### What you are asked to do
Go over the entries below line by line, copying each one that contains the word "процессы".
—————
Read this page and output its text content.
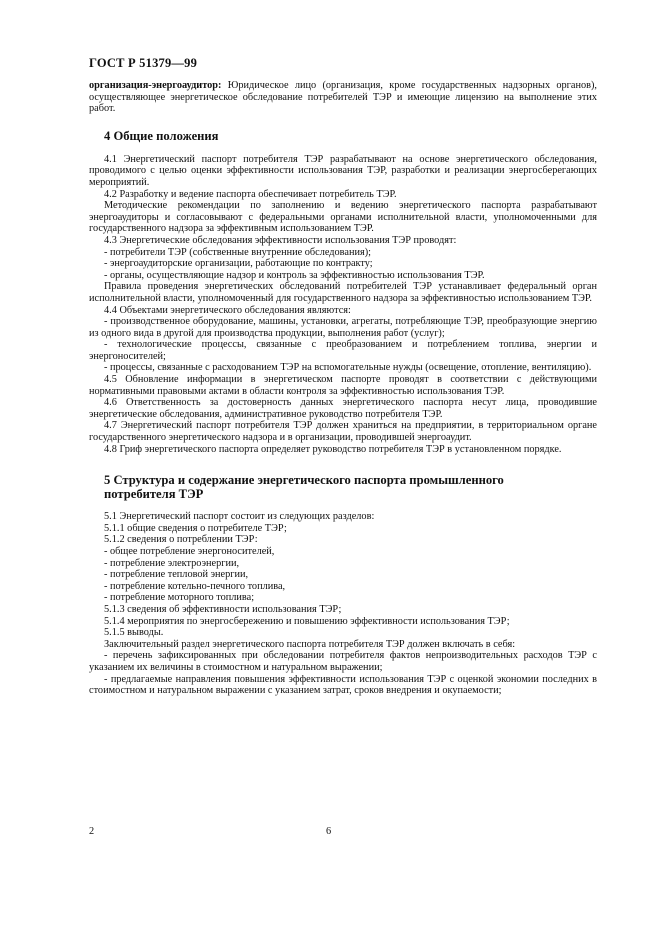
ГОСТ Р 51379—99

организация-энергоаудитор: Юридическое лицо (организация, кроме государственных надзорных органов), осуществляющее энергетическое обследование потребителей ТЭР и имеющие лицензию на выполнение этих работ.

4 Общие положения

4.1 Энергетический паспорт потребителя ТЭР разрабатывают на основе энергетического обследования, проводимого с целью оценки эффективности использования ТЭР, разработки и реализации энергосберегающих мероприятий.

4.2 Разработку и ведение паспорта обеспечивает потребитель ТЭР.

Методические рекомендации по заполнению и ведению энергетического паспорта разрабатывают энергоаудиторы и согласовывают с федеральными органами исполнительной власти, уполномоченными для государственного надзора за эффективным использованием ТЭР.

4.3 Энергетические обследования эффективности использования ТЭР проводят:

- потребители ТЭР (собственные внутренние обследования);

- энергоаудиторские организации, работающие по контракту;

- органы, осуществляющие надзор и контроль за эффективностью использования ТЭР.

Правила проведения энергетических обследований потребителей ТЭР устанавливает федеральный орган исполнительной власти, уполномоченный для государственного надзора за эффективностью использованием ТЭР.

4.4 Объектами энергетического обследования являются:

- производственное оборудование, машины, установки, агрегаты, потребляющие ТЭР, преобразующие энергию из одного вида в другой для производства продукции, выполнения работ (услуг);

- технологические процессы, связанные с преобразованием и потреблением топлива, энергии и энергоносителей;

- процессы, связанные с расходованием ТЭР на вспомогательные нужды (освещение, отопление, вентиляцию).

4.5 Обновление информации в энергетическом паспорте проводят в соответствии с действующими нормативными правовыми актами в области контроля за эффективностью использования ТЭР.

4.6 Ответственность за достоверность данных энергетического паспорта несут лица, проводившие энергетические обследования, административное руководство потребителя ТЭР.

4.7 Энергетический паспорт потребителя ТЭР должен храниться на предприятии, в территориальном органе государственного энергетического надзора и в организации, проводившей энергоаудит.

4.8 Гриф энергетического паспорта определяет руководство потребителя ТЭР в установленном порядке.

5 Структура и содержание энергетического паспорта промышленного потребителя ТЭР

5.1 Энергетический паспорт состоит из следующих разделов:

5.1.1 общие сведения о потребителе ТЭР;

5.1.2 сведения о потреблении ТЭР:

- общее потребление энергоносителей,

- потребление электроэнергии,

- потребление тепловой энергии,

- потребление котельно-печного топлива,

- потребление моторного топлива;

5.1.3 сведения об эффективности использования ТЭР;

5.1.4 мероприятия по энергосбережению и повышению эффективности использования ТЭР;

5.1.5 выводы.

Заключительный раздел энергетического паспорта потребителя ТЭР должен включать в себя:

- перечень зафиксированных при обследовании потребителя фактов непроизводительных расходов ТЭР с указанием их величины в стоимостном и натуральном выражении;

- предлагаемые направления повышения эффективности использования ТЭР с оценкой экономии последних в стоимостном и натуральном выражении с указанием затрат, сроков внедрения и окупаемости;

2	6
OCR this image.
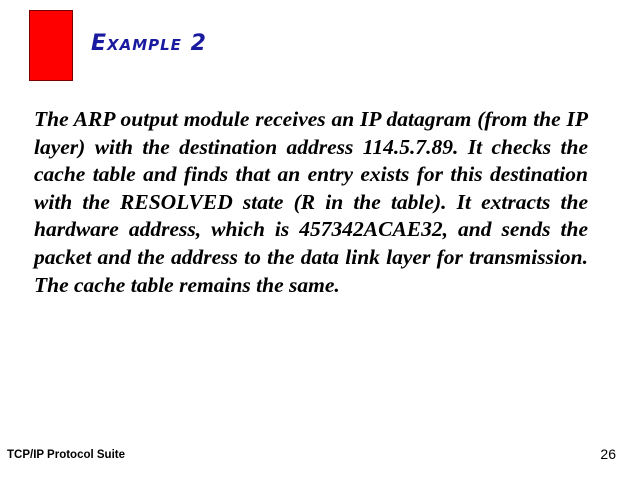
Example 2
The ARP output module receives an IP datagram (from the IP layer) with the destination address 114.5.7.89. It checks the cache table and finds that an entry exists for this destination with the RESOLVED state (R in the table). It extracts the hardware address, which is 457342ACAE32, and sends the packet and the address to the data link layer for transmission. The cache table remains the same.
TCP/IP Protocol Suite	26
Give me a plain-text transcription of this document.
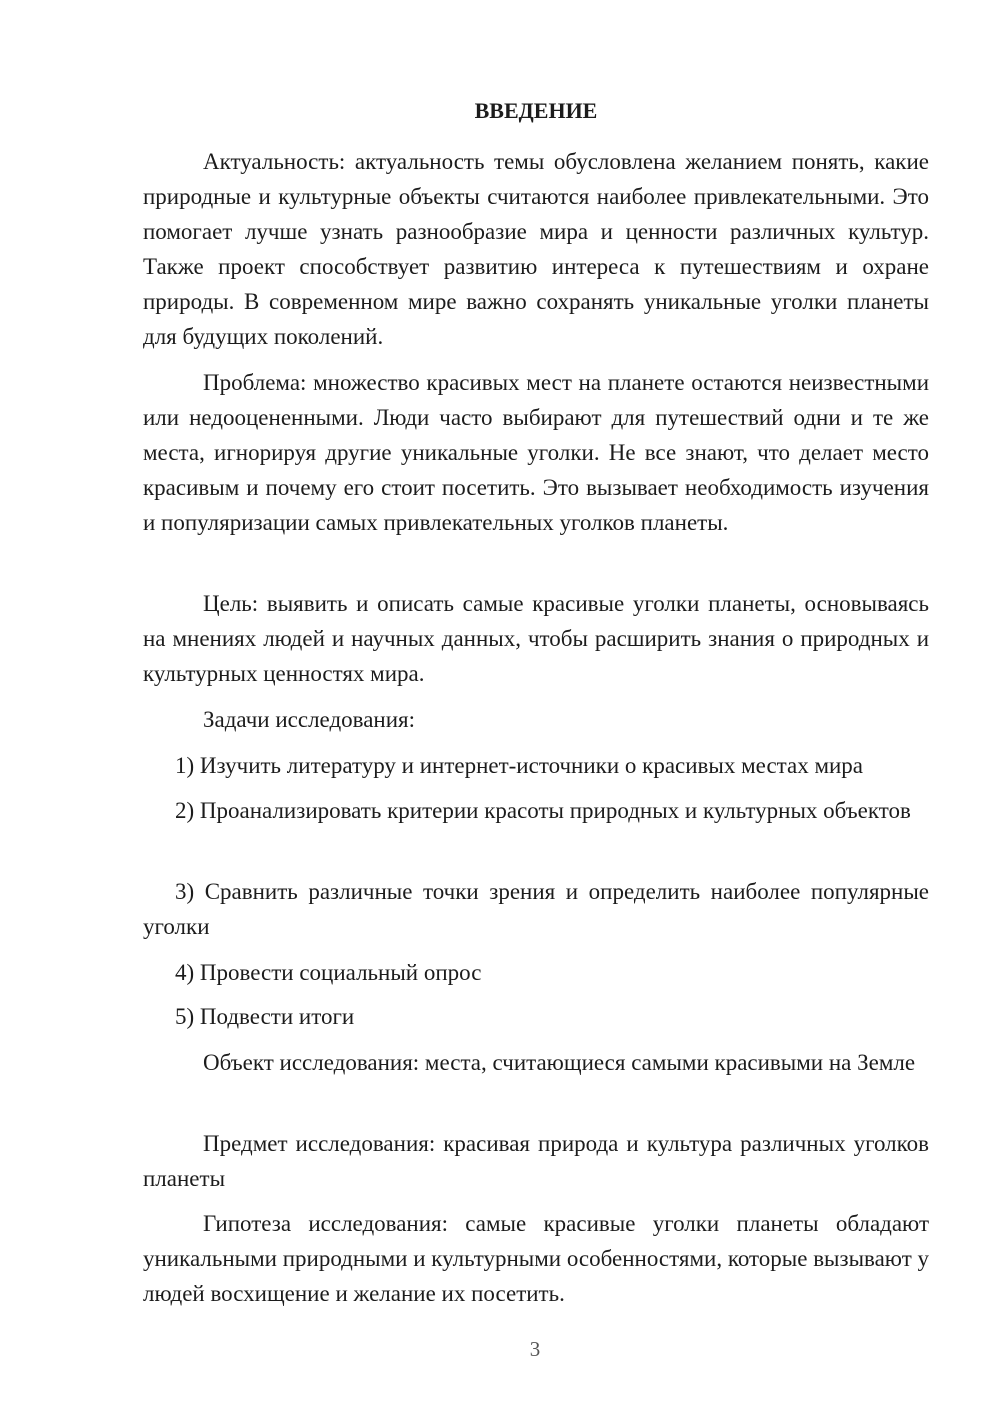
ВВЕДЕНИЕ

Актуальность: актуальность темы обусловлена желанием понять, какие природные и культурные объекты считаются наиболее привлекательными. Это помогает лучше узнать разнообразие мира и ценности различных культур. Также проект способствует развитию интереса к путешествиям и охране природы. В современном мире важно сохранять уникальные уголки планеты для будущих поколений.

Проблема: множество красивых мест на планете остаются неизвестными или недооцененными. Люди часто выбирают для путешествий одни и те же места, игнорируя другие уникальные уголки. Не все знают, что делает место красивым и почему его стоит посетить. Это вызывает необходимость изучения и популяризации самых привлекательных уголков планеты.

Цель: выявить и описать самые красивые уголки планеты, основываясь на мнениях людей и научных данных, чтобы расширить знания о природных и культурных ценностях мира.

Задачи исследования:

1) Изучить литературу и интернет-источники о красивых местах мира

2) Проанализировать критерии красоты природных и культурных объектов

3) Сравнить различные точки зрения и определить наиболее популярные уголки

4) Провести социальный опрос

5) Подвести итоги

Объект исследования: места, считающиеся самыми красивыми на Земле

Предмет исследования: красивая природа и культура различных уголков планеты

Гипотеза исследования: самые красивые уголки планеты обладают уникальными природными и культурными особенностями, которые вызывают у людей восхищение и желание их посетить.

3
—————
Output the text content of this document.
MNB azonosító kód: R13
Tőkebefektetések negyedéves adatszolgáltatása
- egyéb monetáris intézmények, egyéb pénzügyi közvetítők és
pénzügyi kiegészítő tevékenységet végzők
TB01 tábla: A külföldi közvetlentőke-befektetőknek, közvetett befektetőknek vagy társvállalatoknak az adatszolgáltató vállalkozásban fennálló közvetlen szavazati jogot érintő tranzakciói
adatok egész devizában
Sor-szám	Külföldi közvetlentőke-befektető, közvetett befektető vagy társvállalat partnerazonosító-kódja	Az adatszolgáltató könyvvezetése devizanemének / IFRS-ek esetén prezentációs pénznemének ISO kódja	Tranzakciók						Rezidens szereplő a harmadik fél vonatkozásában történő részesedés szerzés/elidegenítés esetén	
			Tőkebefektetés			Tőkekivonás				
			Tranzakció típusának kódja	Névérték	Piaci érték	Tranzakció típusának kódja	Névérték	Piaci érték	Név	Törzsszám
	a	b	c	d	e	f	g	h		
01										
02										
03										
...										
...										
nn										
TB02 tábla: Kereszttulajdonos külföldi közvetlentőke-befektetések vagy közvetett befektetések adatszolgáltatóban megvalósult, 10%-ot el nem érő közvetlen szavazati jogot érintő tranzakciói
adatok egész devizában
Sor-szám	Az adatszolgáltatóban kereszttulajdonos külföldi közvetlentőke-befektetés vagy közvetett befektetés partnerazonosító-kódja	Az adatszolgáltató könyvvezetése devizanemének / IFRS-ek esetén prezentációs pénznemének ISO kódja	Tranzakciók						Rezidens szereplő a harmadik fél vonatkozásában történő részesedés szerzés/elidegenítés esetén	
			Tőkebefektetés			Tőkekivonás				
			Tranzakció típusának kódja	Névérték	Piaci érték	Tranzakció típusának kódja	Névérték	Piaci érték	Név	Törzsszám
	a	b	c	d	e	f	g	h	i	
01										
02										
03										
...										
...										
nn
—————
### Answer below
- технологические процессы, связанные с преобразованием и потреблением топлива, энергии и энергоносителей;
- процессы, связанные с расходованием ТЭР на вспомогательные нужды (освещение, отопление, вентиляцию).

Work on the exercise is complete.